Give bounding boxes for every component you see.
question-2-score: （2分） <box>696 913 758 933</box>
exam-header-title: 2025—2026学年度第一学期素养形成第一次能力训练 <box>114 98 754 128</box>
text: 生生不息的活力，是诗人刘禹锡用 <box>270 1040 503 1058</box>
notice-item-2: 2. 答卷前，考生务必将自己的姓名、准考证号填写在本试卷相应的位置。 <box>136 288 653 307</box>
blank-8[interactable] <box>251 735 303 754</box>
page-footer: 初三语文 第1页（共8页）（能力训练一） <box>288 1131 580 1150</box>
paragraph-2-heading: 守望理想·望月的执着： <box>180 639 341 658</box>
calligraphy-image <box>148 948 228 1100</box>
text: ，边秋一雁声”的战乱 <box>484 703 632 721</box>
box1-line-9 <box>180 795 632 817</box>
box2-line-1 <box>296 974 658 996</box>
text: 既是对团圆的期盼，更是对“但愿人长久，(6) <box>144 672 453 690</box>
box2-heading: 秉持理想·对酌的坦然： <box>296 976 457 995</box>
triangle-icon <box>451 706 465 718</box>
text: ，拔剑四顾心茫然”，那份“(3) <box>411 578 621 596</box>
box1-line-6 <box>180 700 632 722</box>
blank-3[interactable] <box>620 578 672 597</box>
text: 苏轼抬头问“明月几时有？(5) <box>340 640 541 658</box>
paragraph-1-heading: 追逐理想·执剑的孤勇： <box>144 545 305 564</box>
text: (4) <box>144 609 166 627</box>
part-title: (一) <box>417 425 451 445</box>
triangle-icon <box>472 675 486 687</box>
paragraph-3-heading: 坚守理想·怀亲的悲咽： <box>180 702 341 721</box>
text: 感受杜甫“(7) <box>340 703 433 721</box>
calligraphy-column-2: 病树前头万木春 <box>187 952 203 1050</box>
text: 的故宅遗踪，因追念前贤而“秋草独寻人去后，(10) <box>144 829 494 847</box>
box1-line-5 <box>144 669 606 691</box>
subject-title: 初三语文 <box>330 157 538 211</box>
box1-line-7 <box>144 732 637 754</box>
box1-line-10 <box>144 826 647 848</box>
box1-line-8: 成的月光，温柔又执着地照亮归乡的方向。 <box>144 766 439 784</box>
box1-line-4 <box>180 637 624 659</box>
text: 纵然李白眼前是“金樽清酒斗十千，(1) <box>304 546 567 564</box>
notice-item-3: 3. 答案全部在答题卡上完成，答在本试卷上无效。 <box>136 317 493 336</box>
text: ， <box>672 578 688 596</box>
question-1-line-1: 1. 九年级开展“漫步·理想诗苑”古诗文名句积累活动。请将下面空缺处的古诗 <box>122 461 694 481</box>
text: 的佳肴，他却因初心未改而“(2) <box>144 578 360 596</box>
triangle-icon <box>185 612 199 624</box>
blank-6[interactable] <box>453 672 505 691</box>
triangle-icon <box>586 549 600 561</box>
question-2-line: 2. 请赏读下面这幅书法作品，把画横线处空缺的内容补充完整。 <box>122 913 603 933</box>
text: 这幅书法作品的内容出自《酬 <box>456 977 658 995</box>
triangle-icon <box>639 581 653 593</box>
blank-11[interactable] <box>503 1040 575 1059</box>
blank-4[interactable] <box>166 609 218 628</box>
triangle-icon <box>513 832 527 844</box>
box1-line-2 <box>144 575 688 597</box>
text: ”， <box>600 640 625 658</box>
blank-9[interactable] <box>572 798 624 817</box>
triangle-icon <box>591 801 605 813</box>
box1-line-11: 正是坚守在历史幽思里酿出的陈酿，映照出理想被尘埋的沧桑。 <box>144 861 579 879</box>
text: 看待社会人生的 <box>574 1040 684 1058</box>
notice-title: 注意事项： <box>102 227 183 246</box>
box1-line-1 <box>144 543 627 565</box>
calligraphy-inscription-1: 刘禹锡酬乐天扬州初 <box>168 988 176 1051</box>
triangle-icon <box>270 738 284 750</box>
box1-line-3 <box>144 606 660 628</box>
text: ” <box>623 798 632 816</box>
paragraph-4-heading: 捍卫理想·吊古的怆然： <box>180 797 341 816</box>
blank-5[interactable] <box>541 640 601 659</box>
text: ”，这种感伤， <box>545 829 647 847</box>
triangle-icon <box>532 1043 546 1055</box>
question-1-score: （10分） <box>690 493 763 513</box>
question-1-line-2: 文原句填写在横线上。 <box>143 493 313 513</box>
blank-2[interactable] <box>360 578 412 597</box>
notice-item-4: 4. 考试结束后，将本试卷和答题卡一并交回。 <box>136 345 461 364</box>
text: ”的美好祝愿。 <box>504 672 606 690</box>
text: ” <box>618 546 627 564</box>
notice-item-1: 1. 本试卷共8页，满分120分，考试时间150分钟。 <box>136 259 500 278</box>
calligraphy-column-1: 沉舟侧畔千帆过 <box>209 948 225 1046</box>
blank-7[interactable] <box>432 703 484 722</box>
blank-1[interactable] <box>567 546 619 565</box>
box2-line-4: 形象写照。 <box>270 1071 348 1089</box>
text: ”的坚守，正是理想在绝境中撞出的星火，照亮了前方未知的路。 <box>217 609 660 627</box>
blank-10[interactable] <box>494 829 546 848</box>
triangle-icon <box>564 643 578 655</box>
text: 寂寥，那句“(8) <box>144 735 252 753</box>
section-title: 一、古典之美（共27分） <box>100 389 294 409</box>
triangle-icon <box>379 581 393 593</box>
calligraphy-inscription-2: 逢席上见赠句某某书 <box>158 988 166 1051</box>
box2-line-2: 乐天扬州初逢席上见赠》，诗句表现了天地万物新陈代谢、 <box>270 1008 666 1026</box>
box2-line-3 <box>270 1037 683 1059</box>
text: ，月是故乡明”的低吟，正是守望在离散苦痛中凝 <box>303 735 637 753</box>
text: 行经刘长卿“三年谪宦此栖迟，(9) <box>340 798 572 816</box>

◆ **To do**: Copy the entire listing above line for line, keeping every character unchanged.

◆ **Reply**:
Give bounding boxes for every component you see.
question-2-score: （2分） <box>696 913 758 933</box>
exam-header-title: 2025—2026学年度第一学期素养形成第一次能力训练 <box>114 98 754 128</box>
text: 生生不息的活力，是诗人刘禹锡用 <box>270 1040 503 1058</box>
notice-item-2: 2. 答卷前，考生务必将自己的姓名、准考证号填写在本试卷相应的位置。 <box>136 288 653 307</box>
blank-8[interactable] <box>251 735 303 754</box>
page-footer: 初三语文 第1页（共8页）（能力训练一） <box>288 1131 580 1150</box>
paragraph-2-heading: 守望理想·望月的执着： <box>180 639 341 658</box>
calligraphy-image <box>148 948 228 1100</box>
text: ，边秋一雁声”的战乱 <box>484 703 632 721</box>
box1-line-9 <box>180 795 632 817</box>
box2-line-1 <box>296 974 658 996</box>
text: 既是对团圆的期盼，更是对“但愿人长久，(6) <box>144 672 453 690</box>
box2-heading: 秉持理想·对酌的坦然： <box>296 976 457 995</box>
triangle-icon <box>451 706 465 718</box>
text: ，拔剑四顾心茫然”，那份“(3) <box>411 578 621 596</box>
box1-line-6 <box>180 700 632 722</box>
blank-3[interactable] <box>620 578 672 597</box>
text: 苏轼抬头问“明月几时有？(5) <box>340 640 541 658</box>
paragraph-1-heading: 追逐理想·执剑的孤勇： <box>144 545 305 564</box>
text: (4) <box>144 609 166 627</box>
part-title: (一) <box>417 425 451 445</box>
triangle-icon <box>472 675 486 687</box>
paragraph-3-heading: 坚守理想·怀亲的悲咽： <box>180 702 341 721</box>
text: 感受杜甫“(7) <box>340 703 433 721</box>
calligraphy-column-2: 病树前头万木春 <box>187 952 203 1050</box>
text: 的故宅遗踪，因追念前贤而“秋草独寻人去后，(10) <box>144 829 494 847</box>
box1-line-5 <box>144 669 606 691</box>
subject-title: 初三语文 <box>330 157 538 211</box>
box1-line-7 <box>144 732 637 754</box>
box1-line-10 <box>144 826 647 848</box>
box1-line-8: 成的月光，温柔又执着地照亮归乡的方向。 <box>144 766 439 784</box>
box1-line-4 <box>180 637 624 659</box>
text: 纵然李白眼前是“金樽清酒斗十千，(1) <box>304 546 567 564</box>
notice-item-3: 3. 答案全部在答题卡上完成，答在本试卷上无效。 <box>136 317 493 336</box>
text: ， <box>672 578 688 596</box>
question-1-line-1: 1. 九年级开展“漫步·理想诗苑”古诗文名句积累活动。请将下面空缺处的古诗 <box>122 461 694 481</box>
text: 的佳肴，他却因初心未改而“(2) <box>144 578 360 596</box>
triangle-icon <box>185 612 199 624</box>
blank-6[interactable] <box>453 672 505 691</box>
triangle-icon <box>586 549 600 561</box>
question-2-line: 2. 请赏读下面这幅书法作品，把画横线处空缺的内容补充完整。 <box>122 913 603 933</box>
text: 这幅书法作品的内容出自《酬 <box>456 977 658 995</box>
triangle-icon <box>639 581 653 593</box>
blank-11[interactable] <box>503 1040 575 1059</box>
blank-4[interactable] <box>166 609 218 628</box>
triangle-icon <box>513 832 527 844</box>
box1-line-2 <box>144 575 688 597</box>
text: ”， <box>600 640 625 658</box>
blank-9[interactable] <box>572 798 624 817</box>
triangle-icon <box>591 801 605 813</box>
box1-line-11: 正是坚守在历史幽思里酿出的陈酿，映照出理想被尘埋的沧桑。 <box>144 861 579 879</box>
text: 看待社会人生的 <box>574 1040 684 1058</box>
notice-title: 注意事项： <box>102 227 183 246</box>
box1-line-1 <box>144 543 627 565</box>
calligraphy-inscription-1: 刘禹锡酬乐天扬州初 <box>168 988 176 1051</box>
triangle-icon <box>270 738 284 750</box>
box1-line-3 <box>144 606 660 628</box>
text: ” <box>623 798 632 816</box>
paragraph-4-heading: 捍卫理想·吊古的怆然： <box>180 797 341 816</box>
blank-5[interactable] <box>541 640 601 659</box>
text: ”，这种感伤， <box>545 829 647 847</box>
triangle-icon <box>532 1043 546 1055</box>
question-1-score: （10分） <box>690 493 763 513</box>
question-1-line-2: 文原句填写在横线上。 <box>143 493 313 513</box>
blank-2[interactable] <box>360 578 412 597</box>
notice-item-4: 4. 考试结束后，将本试卷和答题卡一并交回。 <box>136 345 461 364</box>
text: ”的美好祝愿。 <box>504 672 606 690</box>
text: ” <box>618 546 627 564</box>
notice-item-1: 1. 本试卷共8页，满分120分，考试时间150分钟。 <box>136 259 500 278</box>
calligraphy-column-1: 沉舟侧畔千帆过 <box>209 948 225 1046</box>
blank-7[interactable] <box>432 703 484 722</box>
blank-1[interactable] <box>567 546 619 565</box>
box2-line-4: 形象写照。 <box>270 1071 348 1089</box>
text: ”的坚守，正是理想在绝境中撞出的星火，照亮了前方未知的路。 <box>217 609 660 627</box>
blank-10[interactable] <box>494 829 546 848</box>
triangle-icon <box>564 643 578 655</box>
text: 寂寥，那句“(8) <box>144 735 252 753</box>
section-title: 一、古典之美（共27分） <box>100 389 294 409</box>
triangle-icon <box>379 581 393 593</box>
calligraphy-inscription-2: 逢席上见赠句某某书 <box>158 988 166 1051</box>
box2-line-2: 乐天扬州初逢席上见赠》，诗句表现了天地万物新陈代谢、 <box>270 1008 666 1026</box>
box2-line-3 <box>270 1037 683 1059</box>
text: ，月是故乡明”的低吟，正是守望在离散苦痛中凝 <box>303 735 637 753</box>
text: 行经刘长卿“三年谪宦此栖迟，(9) <box>340 798 572 816</box>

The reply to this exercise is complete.